**Written exercise:**
Tally how many lines include "this". The number is the whole answer.

**Extracted entries:**
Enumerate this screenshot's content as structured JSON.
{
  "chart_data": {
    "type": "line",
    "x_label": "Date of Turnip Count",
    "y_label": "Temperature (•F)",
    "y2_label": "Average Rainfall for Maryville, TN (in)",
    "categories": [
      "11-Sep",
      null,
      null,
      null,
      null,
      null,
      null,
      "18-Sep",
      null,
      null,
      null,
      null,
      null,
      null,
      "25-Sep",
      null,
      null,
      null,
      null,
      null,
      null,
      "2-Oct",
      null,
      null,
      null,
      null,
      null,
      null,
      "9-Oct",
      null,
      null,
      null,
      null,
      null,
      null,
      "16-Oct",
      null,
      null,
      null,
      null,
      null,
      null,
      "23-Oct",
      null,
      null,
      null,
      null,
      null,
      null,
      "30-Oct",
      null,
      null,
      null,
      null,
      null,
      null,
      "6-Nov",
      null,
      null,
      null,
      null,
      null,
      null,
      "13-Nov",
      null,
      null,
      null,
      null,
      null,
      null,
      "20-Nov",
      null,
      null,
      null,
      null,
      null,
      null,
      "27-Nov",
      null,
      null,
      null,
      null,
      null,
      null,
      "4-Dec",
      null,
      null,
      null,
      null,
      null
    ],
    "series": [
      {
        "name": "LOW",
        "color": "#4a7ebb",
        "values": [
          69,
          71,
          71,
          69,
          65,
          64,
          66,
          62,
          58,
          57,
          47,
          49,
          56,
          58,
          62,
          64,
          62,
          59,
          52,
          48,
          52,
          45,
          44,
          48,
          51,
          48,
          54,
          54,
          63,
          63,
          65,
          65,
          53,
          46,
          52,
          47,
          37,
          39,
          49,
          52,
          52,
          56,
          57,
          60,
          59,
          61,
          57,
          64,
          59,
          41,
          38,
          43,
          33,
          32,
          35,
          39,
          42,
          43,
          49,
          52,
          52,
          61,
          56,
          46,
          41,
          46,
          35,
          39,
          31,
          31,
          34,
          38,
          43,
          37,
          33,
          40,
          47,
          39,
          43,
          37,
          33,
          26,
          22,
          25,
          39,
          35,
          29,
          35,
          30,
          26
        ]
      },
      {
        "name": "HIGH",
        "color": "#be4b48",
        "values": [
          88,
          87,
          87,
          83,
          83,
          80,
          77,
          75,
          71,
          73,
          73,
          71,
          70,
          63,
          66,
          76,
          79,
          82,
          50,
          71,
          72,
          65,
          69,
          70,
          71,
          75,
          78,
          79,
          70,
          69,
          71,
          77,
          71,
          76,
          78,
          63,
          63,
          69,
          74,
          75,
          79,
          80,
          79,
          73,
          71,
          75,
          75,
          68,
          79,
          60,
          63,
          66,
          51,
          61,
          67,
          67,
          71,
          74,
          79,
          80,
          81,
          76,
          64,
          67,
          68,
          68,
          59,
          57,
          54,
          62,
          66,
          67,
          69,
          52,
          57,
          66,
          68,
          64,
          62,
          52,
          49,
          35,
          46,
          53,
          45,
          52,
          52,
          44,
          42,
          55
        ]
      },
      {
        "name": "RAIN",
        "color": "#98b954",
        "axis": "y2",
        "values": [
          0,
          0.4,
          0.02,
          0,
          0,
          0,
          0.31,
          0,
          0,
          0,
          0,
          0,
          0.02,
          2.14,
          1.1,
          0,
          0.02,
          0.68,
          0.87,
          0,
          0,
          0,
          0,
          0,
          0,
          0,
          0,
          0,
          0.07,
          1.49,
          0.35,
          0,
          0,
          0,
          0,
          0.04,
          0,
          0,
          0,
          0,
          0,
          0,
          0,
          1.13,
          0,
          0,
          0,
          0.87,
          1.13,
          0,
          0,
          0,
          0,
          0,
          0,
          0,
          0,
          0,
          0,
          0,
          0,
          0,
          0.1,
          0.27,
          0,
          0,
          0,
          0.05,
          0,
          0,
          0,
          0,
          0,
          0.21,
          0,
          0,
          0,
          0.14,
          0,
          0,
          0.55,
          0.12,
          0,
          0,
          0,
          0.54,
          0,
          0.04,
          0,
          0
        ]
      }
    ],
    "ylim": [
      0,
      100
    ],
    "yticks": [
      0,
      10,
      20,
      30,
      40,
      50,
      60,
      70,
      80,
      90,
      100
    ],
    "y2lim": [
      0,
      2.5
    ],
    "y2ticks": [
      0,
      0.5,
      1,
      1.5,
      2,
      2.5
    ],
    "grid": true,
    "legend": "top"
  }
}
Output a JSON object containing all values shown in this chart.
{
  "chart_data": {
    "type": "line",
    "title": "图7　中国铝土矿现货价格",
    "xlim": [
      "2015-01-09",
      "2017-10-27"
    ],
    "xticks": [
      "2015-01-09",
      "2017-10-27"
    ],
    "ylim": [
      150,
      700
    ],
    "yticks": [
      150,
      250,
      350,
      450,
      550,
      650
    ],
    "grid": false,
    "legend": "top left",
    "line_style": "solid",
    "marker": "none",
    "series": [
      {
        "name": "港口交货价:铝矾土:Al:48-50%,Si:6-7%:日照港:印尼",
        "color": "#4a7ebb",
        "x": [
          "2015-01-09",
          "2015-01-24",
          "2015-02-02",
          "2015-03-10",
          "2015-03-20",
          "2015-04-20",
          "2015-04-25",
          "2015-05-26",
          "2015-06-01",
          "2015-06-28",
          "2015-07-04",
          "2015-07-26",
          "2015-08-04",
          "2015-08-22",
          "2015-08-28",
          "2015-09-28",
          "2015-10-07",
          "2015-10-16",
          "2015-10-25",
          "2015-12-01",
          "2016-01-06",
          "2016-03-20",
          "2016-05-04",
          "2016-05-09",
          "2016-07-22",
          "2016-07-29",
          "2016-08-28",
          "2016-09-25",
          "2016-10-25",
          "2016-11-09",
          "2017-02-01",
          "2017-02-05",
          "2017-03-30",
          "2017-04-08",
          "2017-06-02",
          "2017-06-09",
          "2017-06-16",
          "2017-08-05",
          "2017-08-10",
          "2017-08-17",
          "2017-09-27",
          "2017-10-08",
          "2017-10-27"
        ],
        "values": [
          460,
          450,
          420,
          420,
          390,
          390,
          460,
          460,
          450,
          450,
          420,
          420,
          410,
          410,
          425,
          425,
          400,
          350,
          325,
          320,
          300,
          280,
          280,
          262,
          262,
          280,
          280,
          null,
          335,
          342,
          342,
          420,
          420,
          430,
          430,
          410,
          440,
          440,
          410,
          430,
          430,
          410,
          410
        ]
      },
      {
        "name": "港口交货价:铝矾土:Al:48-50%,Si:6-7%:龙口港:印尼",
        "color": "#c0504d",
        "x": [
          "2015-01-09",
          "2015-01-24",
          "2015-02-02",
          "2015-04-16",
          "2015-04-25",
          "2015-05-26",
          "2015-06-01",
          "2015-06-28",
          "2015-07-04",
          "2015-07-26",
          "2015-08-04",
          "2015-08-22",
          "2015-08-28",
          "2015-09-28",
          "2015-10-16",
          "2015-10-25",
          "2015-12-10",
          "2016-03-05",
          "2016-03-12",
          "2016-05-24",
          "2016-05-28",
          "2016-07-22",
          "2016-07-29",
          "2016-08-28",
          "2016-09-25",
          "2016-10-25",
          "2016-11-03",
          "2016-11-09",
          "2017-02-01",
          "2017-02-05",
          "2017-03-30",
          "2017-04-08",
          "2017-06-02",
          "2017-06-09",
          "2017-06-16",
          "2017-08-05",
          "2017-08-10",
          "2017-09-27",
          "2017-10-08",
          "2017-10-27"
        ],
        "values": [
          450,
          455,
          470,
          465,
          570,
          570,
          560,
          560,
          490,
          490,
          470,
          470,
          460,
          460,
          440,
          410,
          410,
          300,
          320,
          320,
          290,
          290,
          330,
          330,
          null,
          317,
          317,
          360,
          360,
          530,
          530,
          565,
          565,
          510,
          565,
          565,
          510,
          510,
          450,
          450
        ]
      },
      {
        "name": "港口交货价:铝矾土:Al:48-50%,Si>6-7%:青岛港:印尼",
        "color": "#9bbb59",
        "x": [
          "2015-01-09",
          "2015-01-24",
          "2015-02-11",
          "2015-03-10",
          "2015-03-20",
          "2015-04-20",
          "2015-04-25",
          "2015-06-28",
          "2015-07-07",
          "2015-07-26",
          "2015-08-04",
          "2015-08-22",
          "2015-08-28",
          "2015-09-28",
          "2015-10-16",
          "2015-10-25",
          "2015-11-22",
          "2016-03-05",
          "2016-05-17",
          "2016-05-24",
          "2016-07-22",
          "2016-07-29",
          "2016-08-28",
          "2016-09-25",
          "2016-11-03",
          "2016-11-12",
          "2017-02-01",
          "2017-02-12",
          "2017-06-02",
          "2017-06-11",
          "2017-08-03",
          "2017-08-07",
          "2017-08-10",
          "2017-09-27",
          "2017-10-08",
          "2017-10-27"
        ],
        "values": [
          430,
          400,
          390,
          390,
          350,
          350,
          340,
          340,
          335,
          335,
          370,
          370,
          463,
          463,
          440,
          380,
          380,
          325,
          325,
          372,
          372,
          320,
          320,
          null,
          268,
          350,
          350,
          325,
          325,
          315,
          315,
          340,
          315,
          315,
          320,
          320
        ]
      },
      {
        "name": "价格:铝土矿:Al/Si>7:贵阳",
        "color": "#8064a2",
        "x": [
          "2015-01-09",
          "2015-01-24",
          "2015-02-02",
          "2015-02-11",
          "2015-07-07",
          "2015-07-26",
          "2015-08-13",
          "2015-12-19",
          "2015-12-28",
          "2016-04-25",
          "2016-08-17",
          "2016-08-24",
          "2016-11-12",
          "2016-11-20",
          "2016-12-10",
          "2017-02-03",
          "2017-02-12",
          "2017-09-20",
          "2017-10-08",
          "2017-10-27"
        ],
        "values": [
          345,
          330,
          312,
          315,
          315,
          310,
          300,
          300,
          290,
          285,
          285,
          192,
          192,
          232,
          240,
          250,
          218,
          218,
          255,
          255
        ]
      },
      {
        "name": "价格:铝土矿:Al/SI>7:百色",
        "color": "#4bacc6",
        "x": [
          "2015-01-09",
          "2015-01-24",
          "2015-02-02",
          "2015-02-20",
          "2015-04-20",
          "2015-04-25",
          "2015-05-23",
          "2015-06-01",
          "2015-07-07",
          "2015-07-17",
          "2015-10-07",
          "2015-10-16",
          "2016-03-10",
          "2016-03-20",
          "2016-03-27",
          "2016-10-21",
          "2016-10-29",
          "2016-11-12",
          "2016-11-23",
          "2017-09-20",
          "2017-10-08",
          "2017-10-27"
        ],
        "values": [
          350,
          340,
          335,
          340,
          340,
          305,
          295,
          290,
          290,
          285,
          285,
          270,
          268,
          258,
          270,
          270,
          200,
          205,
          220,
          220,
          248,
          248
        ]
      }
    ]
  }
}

**The answer:**
2